### Stored data
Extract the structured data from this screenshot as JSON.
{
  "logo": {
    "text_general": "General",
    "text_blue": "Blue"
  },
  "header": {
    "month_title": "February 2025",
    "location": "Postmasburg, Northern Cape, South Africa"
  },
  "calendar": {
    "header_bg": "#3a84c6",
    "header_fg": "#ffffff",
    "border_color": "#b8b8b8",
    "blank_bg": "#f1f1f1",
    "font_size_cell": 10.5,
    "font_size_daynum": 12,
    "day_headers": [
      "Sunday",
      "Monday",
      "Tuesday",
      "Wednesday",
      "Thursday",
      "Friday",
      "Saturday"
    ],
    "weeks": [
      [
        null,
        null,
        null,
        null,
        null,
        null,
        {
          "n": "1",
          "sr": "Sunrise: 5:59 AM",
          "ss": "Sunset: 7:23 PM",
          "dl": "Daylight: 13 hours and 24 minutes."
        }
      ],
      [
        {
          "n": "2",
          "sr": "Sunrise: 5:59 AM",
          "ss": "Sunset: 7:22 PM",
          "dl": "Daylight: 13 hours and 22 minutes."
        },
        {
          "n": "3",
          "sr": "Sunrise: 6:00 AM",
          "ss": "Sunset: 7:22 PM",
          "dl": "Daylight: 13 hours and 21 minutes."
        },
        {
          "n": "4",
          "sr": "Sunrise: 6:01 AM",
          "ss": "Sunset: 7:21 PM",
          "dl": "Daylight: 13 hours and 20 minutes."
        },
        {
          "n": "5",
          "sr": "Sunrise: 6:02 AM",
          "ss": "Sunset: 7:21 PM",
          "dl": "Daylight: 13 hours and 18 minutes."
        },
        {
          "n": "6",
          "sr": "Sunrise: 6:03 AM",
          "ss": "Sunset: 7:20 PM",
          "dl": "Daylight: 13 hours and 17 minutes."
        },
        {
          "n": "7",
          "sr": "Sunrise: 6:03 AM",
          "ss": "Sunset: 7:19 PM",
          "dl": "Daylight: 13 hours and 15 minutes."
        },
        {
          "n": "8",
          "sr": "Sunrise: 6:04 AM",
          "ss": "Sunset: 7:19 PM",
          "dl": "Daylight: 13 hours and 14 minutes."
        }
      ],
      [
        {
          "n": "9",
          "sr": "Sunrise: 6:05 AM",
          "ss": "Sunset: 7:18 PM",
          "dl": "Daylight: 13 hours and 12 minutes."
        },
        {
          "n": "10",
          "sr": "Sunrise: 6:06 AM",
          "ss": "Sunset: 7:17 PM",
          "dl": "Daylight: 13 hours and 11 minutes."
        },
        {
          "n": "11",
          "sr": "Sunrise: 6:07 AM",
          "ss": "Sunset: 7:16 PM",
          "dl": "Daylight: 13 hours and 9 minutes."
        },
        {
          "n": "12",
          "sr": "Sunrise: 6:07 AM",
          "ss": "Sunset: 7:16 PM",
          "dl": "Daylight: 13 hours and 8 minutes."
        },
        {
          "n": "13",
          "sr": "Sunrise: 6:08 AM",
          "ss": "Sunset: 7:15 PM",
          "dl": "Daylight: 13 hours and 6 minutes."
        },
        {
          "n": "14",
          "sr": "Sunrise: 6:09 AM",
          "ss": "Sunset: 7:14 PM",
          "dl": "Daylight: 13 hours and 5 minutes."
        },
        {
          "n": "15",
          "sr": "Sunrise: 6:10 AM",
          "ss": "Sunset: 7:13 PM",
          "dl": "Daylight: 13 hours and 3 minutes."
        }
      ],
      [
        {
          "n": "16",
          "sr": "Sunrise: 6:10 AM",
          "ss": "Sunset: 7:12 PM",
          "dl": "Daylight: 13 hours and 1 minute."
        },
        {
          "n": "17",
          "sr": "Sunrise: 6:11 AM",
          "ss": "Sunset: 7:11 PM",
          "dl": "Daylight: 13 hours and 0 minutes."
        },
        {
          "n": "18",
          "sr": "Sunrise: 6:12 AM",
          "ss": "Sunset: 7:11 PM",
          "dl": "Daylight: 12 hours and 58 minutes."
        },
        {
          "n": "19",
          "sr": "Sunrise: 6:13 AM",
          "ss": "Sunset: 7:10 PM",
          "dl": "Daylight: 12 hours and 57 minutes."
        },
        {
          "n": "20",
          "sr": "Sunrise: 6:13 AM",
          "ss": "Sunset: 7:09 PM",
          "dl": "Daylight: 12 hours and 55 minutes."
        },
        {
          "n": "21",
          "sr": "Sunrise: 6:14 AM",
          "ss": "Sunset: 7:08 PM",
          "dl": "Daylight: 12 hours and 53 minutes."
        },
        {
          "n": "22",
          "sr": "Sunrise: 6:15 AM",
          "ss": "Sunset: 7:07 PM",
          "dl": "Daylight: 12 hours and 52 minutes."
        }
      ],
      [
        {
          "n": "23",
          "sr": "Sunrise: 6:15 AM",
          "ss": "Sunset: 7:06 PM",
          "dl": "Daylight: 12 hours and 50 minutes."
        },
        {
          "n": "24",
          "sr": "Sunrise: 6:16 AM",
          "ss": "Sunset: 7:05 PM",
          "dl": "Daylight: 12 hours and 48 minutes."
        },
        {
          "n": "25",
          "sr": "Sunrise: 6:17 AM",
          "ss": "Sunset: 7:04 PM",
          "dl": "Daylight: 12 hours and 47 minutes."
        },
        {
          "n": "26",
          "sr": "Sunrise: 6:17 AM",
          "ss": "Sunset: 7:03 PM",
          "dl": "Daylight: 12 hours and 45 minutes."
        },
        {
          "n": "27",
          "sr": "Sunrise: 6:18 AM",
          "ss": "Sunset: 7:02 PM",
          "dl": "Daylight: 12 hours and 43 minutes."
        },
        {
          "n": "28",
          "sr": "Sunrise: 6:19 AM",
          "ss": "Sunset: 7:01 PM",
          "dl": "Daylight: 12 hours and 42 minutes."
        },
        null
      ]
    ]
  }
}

### Task statement
Copy out the whole listing exactly.

### Output below
Extract the structured data from this screenshot as JSON.
{
  "logo": {
    "text_general": "General",
    "text_blue": "Blue"
  },
  "header": {
    "month_title": "February 2025",
    "location": "Postmasburg, Northern Cape, South Africa"
  },
  "calendar": {
    "header_bg": "#3a84c6",
    "header_fg": "#ffffff",
    "border_color": "#b8b8b8",
    "blank_bg": "#f1f1f1",
    "font_size_cell": 10.5,
    "font_size_daynum": 12,
    "day_headers": [
      "Sunday",
      "Monday",
      "Tuesday",
      "Wednesday",
      "Thursday",
      "Friday",
      "Saturday"
    ],
    "weeks": [
      [
        null,
        null,
        null,
        null,
        null,
        null,
        {
          "n": "1",
          "sr": "Sunrise: 5:59 AM",
          "ss": "Sunset: 7:23 PM",
          "dl": "Daylight: 13 hours and 24 minutes."
        }
      ],
      [
        {
          "n": "2",
          "sr": "Sunrise: 5:59 AM",
          "ss": "Sunset: 7:22 PM",
          "dl": "Daylight: 13 hours and 22 minutes."
        },
        {
          "n": "3",
          "sr": "Sunrise: 6:00 AM",
          "ss": "Sunset: 7:22 PM",
          "dl": "Daylight: 13 hours and 21 minutes."
        },
        {
          "n": "4",
          "sr": "Sunrise: 6:01 AM",
          "ss": "Sunset: 7:21 PM",
          "dl": "Daylight: 13 hours and 20 minutes."
        },
        {
          "n": "5",
          "sr": "Sunrise: 6:02 AM",
          "ss": "Sunset: 7:21 PM",
          "dl": "Daylight: 13 hours and 18 minutes."
        },
        {
          "n": "6",
          "sr": "Sunrise: 6:03 AM",
          "ss": "Sunset: 7:20 PM",
          "dl": "Daylight: 13 hours and 17 minutes."
        },
        {
          "n": "7",
          "sr": "Sunrise: 6:03 AM",
          "ss": "Sunset: 7:19 PM",
          "dl": "Daylight: 13 hours and 15 minutes."
        },
        {
          "n": "8",
          "sr": "Sunrise: 6:04 AM",
          "ss": "Sunset: 7:19 PM",
          "dl": "Daylight: 13 hours and 14 minutes."
        }
      ],
      [
        {
          "n": "9",
          "sr": "Sunrise: 6:05 AM",
          "ss": "Sunset: 7:18 PM",
          "dl": "Daylight: 13 hours and 12 minutes."
        },
        {
          "n": "10",
          "sr": "Sunrise: 6:06 AM",
          "ss": "Sunset: 7:17 PM",
          "dl": "Daylight: 13 hours and 11 minutes."
        },
        {
          "n": "11",
          "sr": "Sunrise: 6:07 AM",
          "ss": "Sunset: 7:16 PM",
          "dl": "Daylight: 13 hours and 9 minutes."
        },
        {
          "n": "12",
          "sr": "Sunrise: 6:07 AM",
          "ss": "Sunset: 7:16 PM",
          "dl": "Daylight: 13 hours and 8 minutes."
        },
        {
          "n": "13",
          "sr": "Sunrise: 6:08 AM",
          "ss": "Sunset: 7:15 PM",
          "dl": "Daylight: 13 hours and 6 minutes."
        },
        {
          "n": "14",
          "sr": "Sunrise: 6:09 AM",
          "ss": "Sunset: 7:14 PM",
          "dl": "Daylight: 13 hours and 5 minutes."
        },
        {
          "n": "15",
          "sr": "Sunrise: 6:10 AM",
          "ss": "Sunset: 7:13 PM",
          "dl": "Daylight: 13 hours and 3 minutes."
        }
      ],
      [
        {
          "n": "16",
          "sr": "Sunrise: 6:10 AM",
          "ss": "Sunset: 7:12 PM",
          "dl": "Daylight: 13 hours and 1 minute."
        },
        {
          "n": "17",
          "sr": "Sunrise: 6:11 AM",
          "ss": "Sunset: 7:11 PM",
          "dl": "Daylight: 13 hours and 0 minutes."
        },
        {
          "n": "18",
          "sr": "Sunrise: 6:12 AM",
          "ss": "Sunset: 7:11 PM",
          "dl": "Daylight: 12 hours and 58 minutes."
        },
        {
          "n": "19",
          "sr": "Sunrise: 6:13 AM",
          "ss": "Sunset: 7:10 PM",
          "dl": "Daylight: 12 hours and 57 minutes."
        },
        {
          "n": "20",
          "sr": "Sunrise: 6:13 AM",
          "ss": "Sunset: 7:09 PM",
          "dl": "Daylight: 12 hours and 55 minutes."
        },
        {
          "n": "21",
          "sr": "Sunrise: 6:14 AM",
          "ss": "Sunset: 7:08 PM",
          "dl": "Daylight: 12 hours and 53 minutes."
        },
        {
          "n": "22",
          "sr": "Sunrise: 6:15 AM",
          "ss": "Sunset: 7:07 PM",
          "dl": "Daylight: 12 hours and 52 minutes."
        }
      ],
      [
        {
          "n": "23",
          "sr": "Sunrise: 6:15 AM",
          "ss": "Sunset: 7:06 PM",
          "dl": "Daylight: 12 hours and 50 minutes."
        },
        {
          "n": "24",
          "sr": "Sunrise: 6:16 AM",
          "ss": "Sunset: 7:05 PM",
          "dl": "Daylight: 12 hours and 48 minutes."
        },
        {
          "n": "25",
          "sr": "Sunrise: 6:17 AM",
          "ss": "Sunset: 7:04 PM",
          "dl": "Daylight: 12 hours and 47 minutes."
        },
        {
          "n": "26",
          "sr": "Sunrise: 6:17 AM",
          "ss": "Sunset: 7:03 PM",
          "dl": "Daylight: 12 hours and 45 minutes."
        },
        {
          "n": "27",
          "sr": "Sunrise: 6:18 AM",
          "ss": "Sunset: 7:02 PM",
          "dl": "Daylight: 12 hours and 43 minutes."
        },
        {
          "n": "28",
          "sr": "Sunrise: 6:19 AM",
          "ss": "Sunset: 7:01 PM",
          "dl": "Daylight: 12 hours and 42 minutes."
        },
        null
      ]
    ]
  }
}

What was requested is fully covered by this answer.